• Enunciado da tarefa 1
Devolva na íntegra, sem qualquer alteração, o texto sobre o financiamento da inovação em Portugal.

Investment Manager da Portugal Ventures
Ainda assim, reconheceu que, apesar dos progressos, o país apresenta uma performance apenas moderada nos indicadores europeus - algo que espera ver melhorado num futuro próximo, graças a medidas profundas de reestruturação e às chamadas "agendas mobilizadoras", que podem impulsionar o ecossistema para um nível mais competitivo.
Na análise de Helena Taveira, esse rótulo de "inovadores moderados" resulta, em grande parte, da falta de financiamento em fases críticas, como a internacionalização de projetos que já tenham demonstrado robustez. "Sem inovação, as vantagens competitivas ficam comprometidas", alertou, apontando ainda a carência de tração comercial para a ciência produzida nas universidades.
E, embora existam políticas públicas e exemplos inspiradores no terreno - da saúde à energia, passando pela criação de hubs tecnológicos que atraíram gigantes como a Amazon e a Google -, Helena reforçou que "precisamos de dinheiro" para dar o salto.

• Enunciado da tarefa 2
Volte a escrever, tal como aparecem, as linhas que se seguem, desde a primeira linha até à que contém "cell-number: 4 (188, 227, 192, 234)", ambas incluídas.

• Linhas fornecidas
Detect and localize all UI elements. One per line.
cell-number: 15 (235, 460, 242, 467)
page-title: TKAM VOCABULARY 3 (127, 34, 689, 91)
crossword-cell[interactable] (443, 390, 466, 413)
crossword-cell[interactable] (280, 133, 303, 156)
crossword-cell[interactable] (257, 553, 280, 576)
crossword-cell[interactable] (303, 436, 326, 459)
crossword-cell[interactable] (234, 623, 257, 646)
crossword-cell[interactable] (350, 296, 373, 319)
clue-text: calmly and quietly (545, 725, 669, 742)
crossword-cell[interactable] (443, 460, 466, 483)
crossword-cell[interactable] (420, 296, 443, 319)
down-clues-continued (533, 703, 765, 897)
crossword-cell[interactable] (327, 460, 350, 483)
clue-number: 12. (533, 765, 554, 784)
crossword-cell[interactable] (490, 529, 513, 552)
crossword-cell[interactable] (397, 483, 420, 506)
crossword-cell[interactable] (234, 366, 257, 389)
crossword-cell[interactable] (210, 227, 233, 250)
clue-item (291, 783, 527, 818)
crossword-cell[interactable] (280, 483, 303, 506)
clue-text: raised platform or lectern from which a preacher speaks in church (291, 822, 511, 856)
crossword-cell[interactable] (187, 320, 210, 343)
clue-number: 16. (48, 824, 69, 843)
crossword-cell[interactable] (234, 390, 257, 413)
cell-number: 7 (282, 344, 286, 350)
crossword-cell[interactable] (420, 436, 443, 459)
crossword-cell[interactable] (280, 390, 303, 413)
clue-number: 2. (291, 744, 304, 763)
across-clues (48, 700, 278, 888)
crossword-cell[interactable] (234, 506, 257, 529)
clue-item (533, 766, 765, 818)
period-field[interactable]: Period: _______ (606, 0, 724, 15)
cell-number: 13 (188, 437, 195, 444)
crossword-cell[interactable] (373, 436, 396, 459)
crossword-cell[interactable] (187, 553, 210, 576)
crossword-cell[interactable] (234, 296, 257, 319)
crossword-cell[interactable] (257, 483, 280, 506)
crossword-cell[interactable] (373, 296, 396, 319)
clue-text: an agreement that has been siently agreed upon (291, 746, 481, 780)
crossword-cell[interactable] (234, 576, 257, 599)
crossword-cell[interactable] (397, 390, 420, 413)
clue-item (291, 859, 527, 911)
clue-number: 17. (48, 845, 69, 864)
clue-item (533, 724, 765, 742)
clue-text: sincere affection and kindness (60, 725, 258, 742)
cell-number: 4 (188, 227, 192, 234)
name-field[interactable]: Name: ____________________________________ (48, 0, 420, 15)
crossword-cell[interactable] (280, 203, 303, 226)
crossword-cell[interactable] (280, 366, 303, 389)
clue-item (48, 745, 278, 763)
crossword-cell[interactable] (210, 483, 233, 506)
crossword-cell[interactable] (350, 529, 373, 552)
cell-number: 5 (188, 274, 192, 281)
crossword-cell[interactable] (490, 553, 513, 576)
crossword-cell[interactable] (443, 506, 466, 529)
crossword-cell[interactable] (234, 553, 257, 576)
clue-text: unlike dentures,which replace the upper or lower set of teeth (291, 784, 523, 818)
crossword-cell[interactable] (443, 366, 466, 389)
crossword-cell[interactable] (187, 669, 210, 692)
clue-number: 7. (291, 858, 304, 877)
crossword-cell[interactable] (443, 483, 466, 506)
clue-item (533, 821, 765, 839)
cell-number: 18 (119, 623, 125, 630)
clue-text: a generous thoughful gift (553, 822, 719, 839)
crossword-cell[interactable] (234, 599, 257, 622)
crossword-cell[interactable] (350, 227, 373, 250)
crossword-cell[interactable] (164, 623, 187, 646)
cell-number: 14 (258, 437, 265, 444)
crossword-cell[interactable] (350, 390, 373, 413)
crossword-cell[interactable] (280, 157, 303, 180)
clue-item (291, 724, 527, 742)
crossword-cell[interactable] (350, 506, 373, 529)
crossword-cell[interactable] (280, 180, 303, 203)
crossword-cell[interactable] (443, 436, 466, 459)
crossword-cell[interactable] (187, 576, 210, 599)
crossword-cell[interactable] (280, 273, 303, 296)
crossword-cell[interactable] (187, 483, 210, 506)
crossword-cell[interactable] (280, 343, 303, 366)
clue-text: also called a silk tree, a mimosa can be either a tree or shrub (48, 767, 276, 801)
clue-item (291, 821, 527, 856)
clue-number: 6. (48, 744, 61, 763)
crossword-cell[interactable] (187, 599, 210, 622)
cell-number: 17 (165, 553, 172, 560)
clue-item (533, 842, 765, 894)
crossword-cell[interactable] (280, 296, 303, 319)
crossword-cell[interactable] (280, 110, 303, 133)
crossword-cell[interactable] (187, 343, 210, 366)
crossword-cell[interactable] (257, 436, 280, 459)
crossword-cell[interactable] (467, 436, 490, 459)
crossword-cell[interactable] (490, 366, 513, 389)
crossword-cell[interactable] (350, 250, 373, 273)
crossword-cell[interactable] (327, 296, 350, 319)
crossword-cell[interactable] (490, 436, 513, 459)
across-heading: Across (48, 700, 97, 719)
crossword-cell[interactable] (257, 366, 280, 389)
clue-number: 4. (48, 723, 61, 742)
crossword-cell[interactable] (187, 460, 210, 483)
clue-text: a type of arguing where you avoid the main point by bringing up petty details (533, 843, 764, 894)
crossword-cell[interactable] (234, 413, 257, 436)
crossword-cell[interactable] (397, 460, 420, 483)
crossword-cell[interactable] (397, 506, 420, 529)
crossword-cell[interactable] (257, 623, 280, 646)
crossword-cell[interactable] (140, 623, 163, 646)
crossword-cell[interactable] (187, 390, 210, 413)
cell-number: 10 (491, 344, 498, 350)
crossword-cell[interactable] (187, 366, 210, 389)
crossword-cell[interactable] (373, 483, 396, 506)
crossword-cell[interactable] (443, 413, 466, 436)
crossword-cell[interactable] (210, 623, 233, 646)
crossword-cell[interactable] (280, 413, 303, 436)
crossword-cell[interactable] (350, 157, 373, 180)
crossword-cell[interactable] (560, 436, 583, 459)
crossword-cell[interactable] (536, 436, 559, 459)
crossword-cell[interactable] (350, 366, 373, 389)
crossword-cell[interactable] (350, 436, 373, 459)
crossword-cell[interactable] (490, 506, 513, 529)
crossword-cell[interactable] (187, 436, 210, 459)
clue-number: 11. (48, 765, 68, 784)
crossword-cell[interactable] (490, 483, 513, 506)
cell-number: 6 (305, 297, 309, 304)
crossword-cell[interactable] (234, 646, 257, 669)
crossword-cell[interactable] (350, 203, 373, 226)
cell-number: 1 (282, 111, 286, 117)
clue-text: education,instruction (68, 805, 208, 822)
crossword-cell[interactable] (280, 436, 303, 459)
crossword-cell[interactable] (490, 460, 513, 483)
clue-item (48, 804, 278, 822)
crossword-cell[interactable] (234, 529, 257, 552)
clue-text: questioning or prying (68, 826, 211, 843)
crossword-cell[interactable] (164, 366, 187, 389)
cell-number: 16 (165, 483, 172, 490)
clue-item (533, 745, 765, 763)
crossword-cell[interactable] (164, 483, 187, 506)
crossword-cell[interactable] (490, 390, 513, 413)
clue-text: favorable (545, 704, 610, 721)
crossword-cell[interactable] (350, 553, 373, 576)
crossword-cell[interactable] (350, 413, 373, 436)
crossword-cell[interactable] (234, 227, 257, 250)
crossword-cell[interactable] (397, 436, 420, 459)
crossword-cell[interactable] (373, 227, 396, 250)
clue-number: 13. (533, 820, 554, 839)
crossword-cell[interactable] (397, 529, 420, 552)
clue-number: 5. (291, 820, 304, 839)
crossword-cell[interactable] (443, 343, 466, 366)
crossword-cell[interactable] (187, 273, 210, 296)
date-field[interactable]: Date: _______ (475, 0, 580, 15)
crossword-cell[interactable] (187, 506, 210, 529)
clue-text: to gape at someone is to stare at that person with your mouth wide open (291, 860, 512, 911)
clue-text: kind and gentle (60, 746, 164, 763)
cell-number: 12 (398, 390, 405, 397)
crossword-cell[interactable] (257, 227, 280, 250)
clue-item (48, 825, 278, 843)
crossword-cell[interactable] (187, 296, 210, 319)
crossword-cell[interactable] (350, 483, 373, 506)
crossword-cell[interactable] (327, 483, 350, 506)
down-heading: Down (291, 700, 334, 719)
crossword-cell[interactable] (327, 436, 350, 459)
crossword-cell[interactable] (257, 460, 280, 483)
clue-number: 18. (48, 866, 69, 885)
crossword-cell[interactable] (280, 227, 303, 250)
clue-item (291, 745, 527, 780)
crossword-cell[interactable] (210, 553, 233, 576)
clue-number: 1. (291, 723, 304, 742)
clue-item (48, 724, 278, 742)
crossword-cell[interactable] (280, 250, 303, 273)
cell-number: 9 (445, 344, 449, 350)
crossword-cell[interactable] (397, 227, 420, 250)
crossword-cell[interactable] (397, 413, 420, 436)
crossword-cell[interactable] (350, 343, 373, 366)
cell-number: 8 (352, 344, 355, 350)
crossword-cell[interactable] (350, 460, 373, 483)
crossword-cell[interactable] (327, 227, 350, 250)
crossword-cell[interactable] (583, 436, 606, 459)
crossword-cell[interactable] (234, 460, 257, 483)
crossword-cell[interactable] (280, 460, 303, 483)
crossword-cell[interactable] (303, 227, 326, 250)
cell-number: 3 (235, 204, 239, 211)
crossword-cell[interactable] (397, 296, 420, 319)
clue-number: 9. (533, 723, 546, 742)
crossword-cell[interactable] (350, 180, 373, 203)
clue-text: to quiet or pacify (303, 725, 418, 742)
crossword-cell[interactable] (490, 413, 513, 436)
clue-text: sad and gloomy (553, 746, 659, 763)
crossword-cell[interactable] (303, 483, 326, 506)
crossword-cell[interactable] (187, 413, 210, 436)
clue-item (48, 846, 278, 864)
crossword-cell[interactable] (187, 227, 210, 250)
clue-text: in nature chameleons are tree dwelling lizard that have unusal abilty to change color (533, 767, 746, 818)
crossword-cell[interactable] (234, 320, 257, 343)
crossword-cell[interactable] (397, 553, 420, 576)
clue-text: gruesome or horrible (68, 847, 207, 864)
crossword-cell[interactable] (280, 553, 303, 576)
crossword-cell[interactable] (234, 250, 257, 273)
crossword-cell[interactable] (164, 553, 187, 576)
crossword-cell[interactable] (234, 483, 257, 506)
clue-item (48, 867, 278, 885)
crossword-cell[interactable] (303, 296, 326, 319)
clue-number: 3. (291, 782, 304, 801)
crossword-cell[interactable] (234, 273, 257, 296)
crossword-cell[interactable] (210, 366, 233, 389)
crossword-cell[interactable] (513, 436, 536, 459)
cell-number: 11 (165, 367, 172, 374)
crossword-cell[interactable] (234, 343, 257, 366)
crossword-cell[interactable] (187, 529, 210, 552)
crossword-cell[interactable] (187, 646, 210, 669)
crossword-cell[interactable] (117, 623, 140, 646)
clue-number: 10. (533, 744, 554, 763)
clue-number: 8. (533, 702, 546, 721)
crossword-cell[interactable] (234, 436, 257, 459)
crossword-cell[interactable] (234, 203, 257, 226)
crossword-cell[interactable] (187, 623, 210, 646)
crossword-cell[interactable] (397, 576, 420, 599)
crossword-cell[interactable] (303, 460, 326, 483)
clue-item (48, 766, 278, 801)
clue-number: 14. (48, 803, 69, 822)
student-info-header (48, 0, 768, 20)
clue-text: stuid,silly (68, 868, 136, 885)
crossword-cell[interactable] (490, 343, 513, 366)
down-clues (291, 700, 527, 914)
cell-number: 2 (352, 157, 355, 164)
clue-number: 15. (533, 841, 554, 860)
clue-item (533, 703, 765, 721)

• Resposta esperada 1
Investment Manager da Portugal Ventures
Ainda assim, reconheceu que, apesar dos progressos, o país apresenta uma performance apenas moderada nos indicadores europeus - algo que espera ver melhorado num futuro próximo, graças a medidas profundas de reestruturação e às chamadas "agendas mobilizadoras", que podem impulsionar o ecossistema para um nível mais competitivo.
Na análise de Helena Taveira, esse rótulo de "inovadores moderados" resulta, em grande parte, da falta de financiamento em fases críticas, como a internacionalização de projetos que já tenham demonstrado robustez. "Sem inovação, as vantagens competitivas ficam comprometidas", alertou, apontando ainda a carência de tração comercial para a ciência produzida nas universidades.
E, embora existam políticas públicas e exemplos inspiradores no terreno - da saúde à energia, passando pela criação de hubs tecnológicos que atraíram gigantes como a Amazon e a Google -, Helena reforçou que "precisamos de dinheiro" para dar o salto.

• Resposta esperada 2
Detect and localize all UI elements. One per line.
cell-number: 15 (235, 460, 242, 467)
page-title: TKAM VOCABULARY 3 (127, 34, 689, 91)
crossword-cell[interactable] (443, 390, 466, 413)
crossword-cell[interactable] (280, 133, 303, 156)
crossword-cell[interactable] (257, 553, 280, 576)
crossword-cell[interactable] (303, 436, 326, 459)
crossword-cell[interactable] (234, 623, 257, 646)
crossword-cell[interactable] (350, 296, 373, 319)
clue-text: calmly and quietly (545, 725, 669, 742)
crossword-cell[interactable] (443, 460, 466, 483)
crossword-cell[interactable] (420, 296, 443, 319)
down-clues-continued (533, 703, 765, 897)
crossword-cell[interactable] (327, 460, 350, 483)
clue-number: 12. (533, 765, 554, 784)
crossword-cell[interactable] (490, 529, 513, 552)
crossword-cell[interactable] (397, 483, 420, 506)
crossword-cell[interactable] (234, 366, 257, 389)
crossword-cell[interactable] (210, 227, 233, 250)
clue-item (291, 783, 527, 818)
crossword-cell[interactable] (280, 483, 303, 506)
clue-text: raised platform or lectern from which a preacher speaks in church (291, 822, 511, 856)
crossword-cell[interactable] (187, 320, 210, 343)
clue-number: 16. (48, 824, 69, 843)
crossword-cell[interactable] (234, 390, 257, 413)
cell-number: 7 (282, 344, 286, 350)
crossword-cell[interactable] (420, 436, 443, 459)
crossword-cell[interactable] (280, 390, 303, 413)
clue-number: 2. (291, 744, 304, 763)
across-clues (48, 700, 278, 888)
crossword-cell[interactable] (234, 506, 257, 529)
clue-item (533, 766, 765, 818)
period-field[interactable]: Period: _______ (606, 0, 724, 15)
cell-number: 13 (188, 437, 195, 444)
crossword-cell[interactable] (373, 436, 396, 459)
crossword-cell[interactable] (187, 553, 210, 576)
crossword-cell[interactable] (234, 296, 257, 319)
crossword-cell[interactable] (257, 483, 280, 506)
crossword-cell[interactable] (373, 296, 396, 319)
clue-text: an agreement that has been siently agreed upon (291, 746, 481, 780)
crossword-cell[interactable] (234, 576, 257, 599)
crossword-cell[interactable] (397, 390, 420, 413)
clue-item (291, 859, 527, 911)
clue-number: 17. (48, 845, 69, 864)
clue-item (533, 724, 765, 742)
clue-text: sincere affection and kindness (60, 725, 258, 742)
cell-number: 4 (188, 227, 192, 234)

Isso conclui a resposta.